▶ _WORK TO BE COMPLETED_
Wherever the word "JSON" appears in a line, copy that line.

/---

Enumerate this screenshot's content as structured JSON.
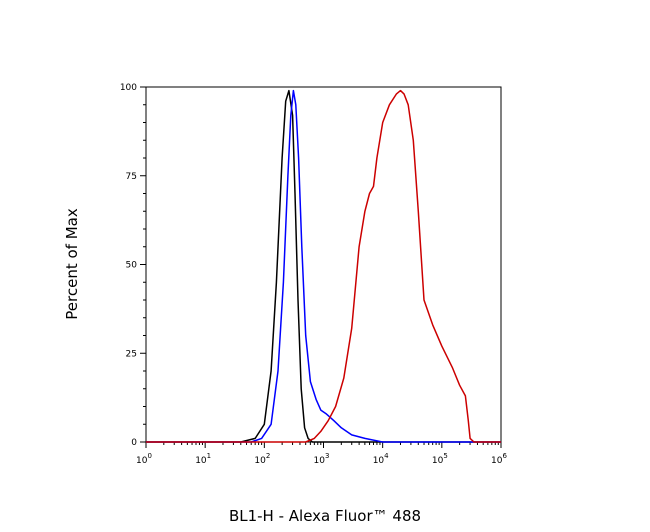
{
  "chart_data": {
    "type": "line",
    "title": "",
    "xlabel": "BL1-H - Alexa Fluor™ 488",
    "ylabel": "Percent of Max",
    "x_scale": "log",
    "xlim": [
      1,
      1000000
    ],
    "ylim": [
      0,
      100
    ],
    "x_ticks": [
      {
        "value": 1,
        "base": "10",
        "exp": "0"
      },
      {
        "value": 10,
        "base": "10",
        "exp": "1"
      },
      {
        "value": 100,
        "base": "10",
        "exp": "2"
      },
      {
        "value": 1000,
        "base": "10",
        "exp": "3"
      },
      {
        "value": 10000,
        "base": "10",
        "exp": "4"
      },
      {
        "value": 100000,
        "base": "10",
        "exp": "5"
      },
      {
        "value": 1000000,
        "base": "10",
        "exp": "6"
      }
    ],
    "y_ticks": [
      {
        "value": 0,
        "label": "0"
      },
      {
        "value": 25,
        "label": "25"
      },
      {
        "value": 50,
        "label": "50"
      },
      {
        "value": 75,
        "label": "75"
      },
      {
        "value": 100,
        "label": "100"
      }
    ],
    "grid": false,
    "legend": "none",
    "series": [
      {
        "color": "#000000",
        "x": [
          1,
          40,
          70,
          100,
          130,
          160,
          200,
          230,
          260,
          300,
          330,
          370,
          420,
          480,
          550,
          650,
          1000,
          1000000
        ],
        "y": [
          0,
          0,
          1,
          5,
          20,
          45,
          80,
          96,
          99,
          92,
          70,
          40,
          15,
          4,
          1,
          0,
          0,
          0
        ]
      },
      {
        "color": "#0000ff",
        "x": [
          1,
          60,
          90,
          130,
          170,
          210,
          250,
          280,
          310,
          340,
          380,
          430,
          500,
          600,
          750,
          900,
          1100,
          1500,
          2000,
          3000,
          5000,
          10000,
          1000000
        ],
        "y": [
          0,
          0,
          1,
          5,
          20,
          45,
          75,
          92,
          99,
          95,
          80,
          55,
          30,
          17,
          12,
          9,
          8,
          6,
          4,
          2,
          1,
          0,
          0
        ]
      },
      {
        "color": "#cc0000",
        "x": [
          1,
          300,
          500,
          700,
          900,
          1200,
          1600,
          2200,
          3000,
          4000,
          5000,
          6000,
          7000,
          8000,
          10000,
          13000,
          17000,
          20000,
          23000,
          27000,
          33000,
          40000,
          50000,
          70000,
          100000,
          150000,
          200000,
          250000,
          280000,
          300000,
          350000,
          1000000
        ],
        "y": [
          0,
          0,
          0,
          1,
          3,
          6,
          10,
          18,
          32,
          55,
          65,
          70,
          72,
          80,
          90,
          95,
          98,
          99,
          98,
          95,
          85,
          65,
          40,
          33,
          27,
          21,
          16,
          13,
          6,
          1,
          0,
          0
        ]
      }
    ]
  }
}
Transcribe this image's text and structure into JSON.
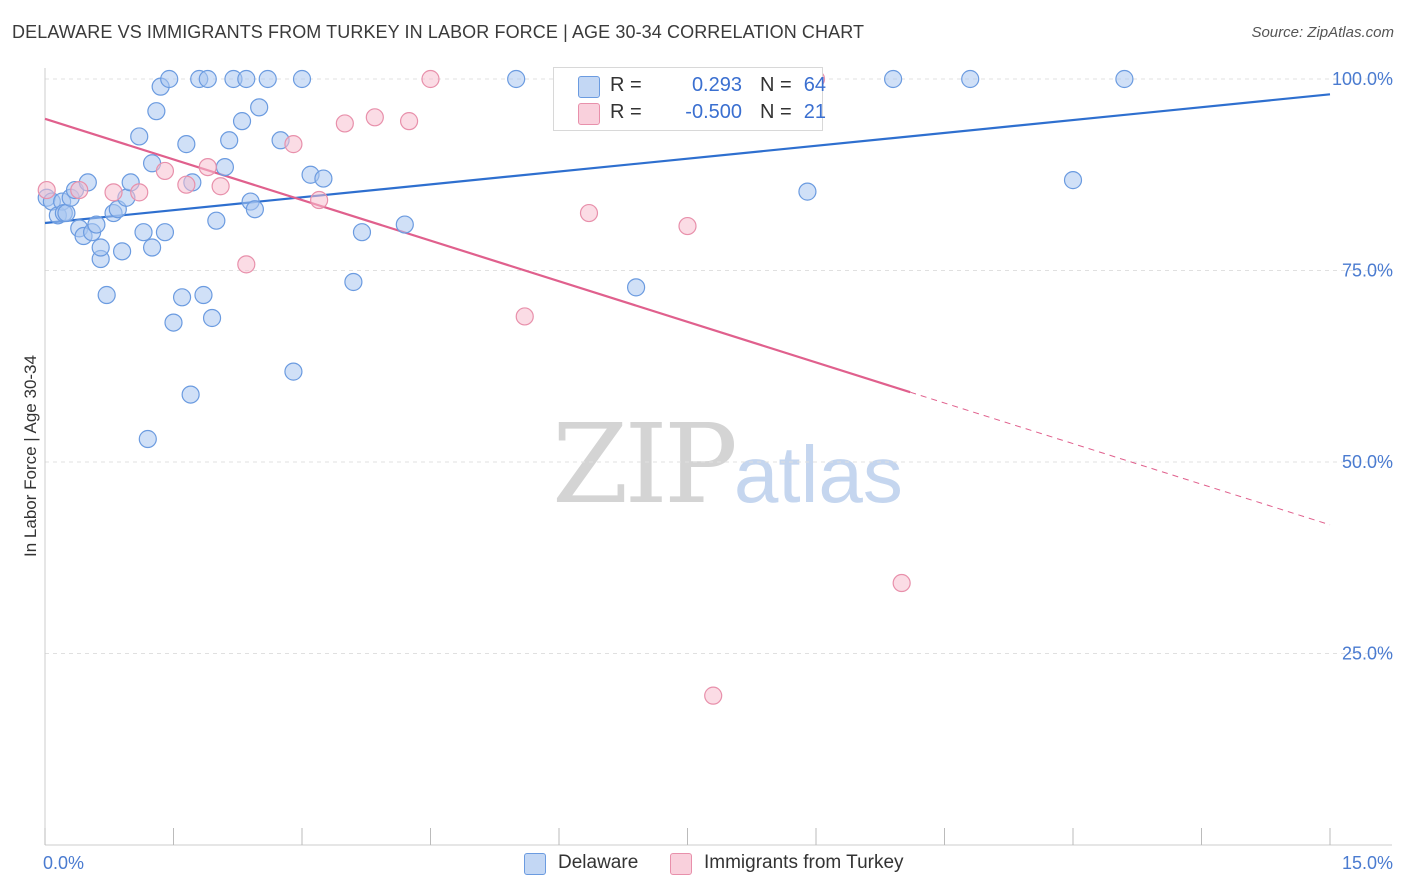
{
  "title": "DELAWARE VS IMMIGRANTS FROM TURKEY IN LABOR FORCE | AGE 30-34 CORRELATION CHART",
  "source": "Source: ZipAtlas.com",
  "watermark": {
    "zip": "ZIP",
    "atlas": "atlas"
  },
  "legend": {
    "delaware": {
      "r_label": "R =",
      "r_value": "0.293",
      "n_label": "N =",
      "n_value": "64"
    },
    "turkey": {
      "r_label": "R =",
      "r_value": "-0.500",
      "n_label": "N =",
      "n_value": "21"
    }
  },
  "bottom_legend": {
    "delaware": "Delaware",
    "turkey": "Immigrants from Turkey"
  },
  "colors": {
    "delaware_fill": "#a9c6f0",
    "delaware_stroke": "#6b9be0",
    "delaware_line": "#2e6fcf",
    "turkey_fill": "#f7bfd0",
    "turkey_stroke": "#e890ab",
    "turkey_line": "#e0608d",
    "tick_label": "#4a7bd0",
    "grid": "#e0e0e0"
  },
  "chart_data": {
    "type": "scatter",
    "title": "DELAWARE VS IMMIGRANTS FROM TURKEY IN LABOR FORCE | AGE 30-34 CORRELATION CHART",
    "xlabel": "",
    "ylabel": "In Labor Force | Age 30-34",
    "xlim": [
      0,
      15
    ],
    "ylim": [
      0,
      105
    ],
    "x_tick_labels": [
      {
        "value": 0,
        "label": "0.0%"
      },
      {
        "value": 15,
        "label": "15.0%"
      }
    ],
    "y_tick_labels": [
      {
        "value": 25,
        "label": "25.0%"
      },
      {
        "value": 50,
        "label": "50.0%"
      },
      {
        "value": 75,
        "label": "75.0%"
      },
      {
        "value": 100,
        "label": "100.0%"
      }
    ],
    "series": [
      {
        "name": "Delaware",
        "R": 0.293,
        "N": 64,
        "trend": {
          "x": [
            0,
            15
          ],
          "y": [
            81.2,
            98.0
          ],
          "dashed_from": null
        },
        "points": [
          [
            0.02,
            84.5
          ],
          [
            0.08,
            84.0
          ],
          [
            0.15,
            82.2
          ],
          [
            0.2,
            84.0
          ],
          [
            0.22,
            82.5
          ],
          [
            0.25,
            82.5
          ],
          [
            0.3,
            84.5
          ],
          [
            0.35,
            85.5
          ],
          [
            0.4,
            80.5
          ],
          [
            0.45,
            79.5
          ],
          [
            0.5,
            86.5
          ],
          [
            0.55,
            80.0
          ],
          [
            0.6,
            81.0
          ],
          [
            0.65,
            76.5
          ],
          [
            0.65,
            78.0
          ],
          [
            0.72,
            71.8
          ],
          [
            0.8,
            82.5
          ],
          [
            0.85,
            83.0
          ],
          [
            0.9,
            77.5
          ],
          [
            0.95,
            84.5
          ],
          [
            1.0,
            86.5
          ],
          [
            1.1,
            92.5
          ],
          [
            1.15,
            80.0
          ],
          [
            1.2,
            53.0
          ],
          [
            1.25,
            89.0
          ],
          [
            1.25,
            78.0
          ],
          [
            1.3,
            95.8
          ],
          [
            1.35,
            99.0
          ],
          [
            1.4,
            80.0
          ],
          [
            1.45,
            100.0
          ],
          [
            1.5,
            68.2
          ],
          [
            1.6,
            71.5
          ],
          [
            1.65,
            91.5
          ],
          [
            1.7,
            58.8
          ],
          [
            1.72,
            86.5
          ],
          [
            1.8,
            100.0
          ],
          [
            1.85,
            71.8
          ],
          [
            1.9,
            100.0
          ],
          [
            1.95,
            68.8
          ],
          [
            2.0,
            81.5
          ],
          [
            2.1,
            88.5
          ],
          [
            2.15,
            92.0
          ],
          [
            2.2,
            100.0
          ],
          [
            2.3,
            94.5
          ],
          [
            2.35,
            100.0
          ],
          [
            2.4,
            84.0
          ],
          [
            2.45,
            83.0
          ],
          [
            2.5,
            96.3
          ],
          [
            2.6,
            100.0
          ],
          [
            2.75,
            92.0
          ],
          [
            2.9,
            61.8
          ],
          [
            3.0,
            100.0
          ],
          [
            3.1,
            87.5
          ],
          [
            3.25,
            87.0
          ],
          [
            3.6,
            73.5
          ],
          [
            3.7,
            80.0
          ],
          [
            4.2,
            81.0
          ],
          [
            5.5,
            100.0
          ],
          [
            6.9,
            72.8
          ],
          [
            8.9,
            85.3
          ],
          [
            9.9,
            100.0
          ],
          [
            10.8,
            100.0
          ],
          [
            12.0,
            86.8
          ],
          [
            12.6,
            100.0
          ]
        ]
      },
      {
        "name": "Immigrants from Turkey",
        "R": -0.5,
        "N": 21,
        "trend": {
          "x": [
            0,
            15
          ],
          "y": [
            94.8,
            41.8
          ],
          "dashed_from": 10.1
        },
        "points": [
          [
            0.02,
            85.5
          ],
          [
            0.4,
            85.5
          ],
          [
            0.8,
            85.2
          ],
          [
            1.1,
            85.2
          ],
          [
            1.4,
            88.0
          ],
          [
            1.65,
            86.2
          ],
          [
            1.9,
            88.5
          ],
          [
            2.05,
            86.0
          ],
          [
            2.35,
            75.8
          ],
          [
            2.9,
            91.5
          ],
          [
            3.2,
            84.2
          ],
          [
            3.5,
            94.2
          ],
          [
            3.85,
            95.0
          ],
          [
            4.25,
            94.5
          ],
          [
            4.5,
            100.0
          ],
          [
            5.6,
            69.0
          ],
          [
            6.35,
            82.5
          ],
          [
            7.5,
            80.8
          ],
          [
            7.8,
            19.5
          ],
          [
            9.0,
            100.0
          ],
          [
            10.0,
            34.2
          ]
        ]
      }
    ]
  }
}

\---

▶ _EXERCISE RESPONSE_
Enumerate this screenshot's content as structured JSON.
Transcribe this image's text and structure into JSON.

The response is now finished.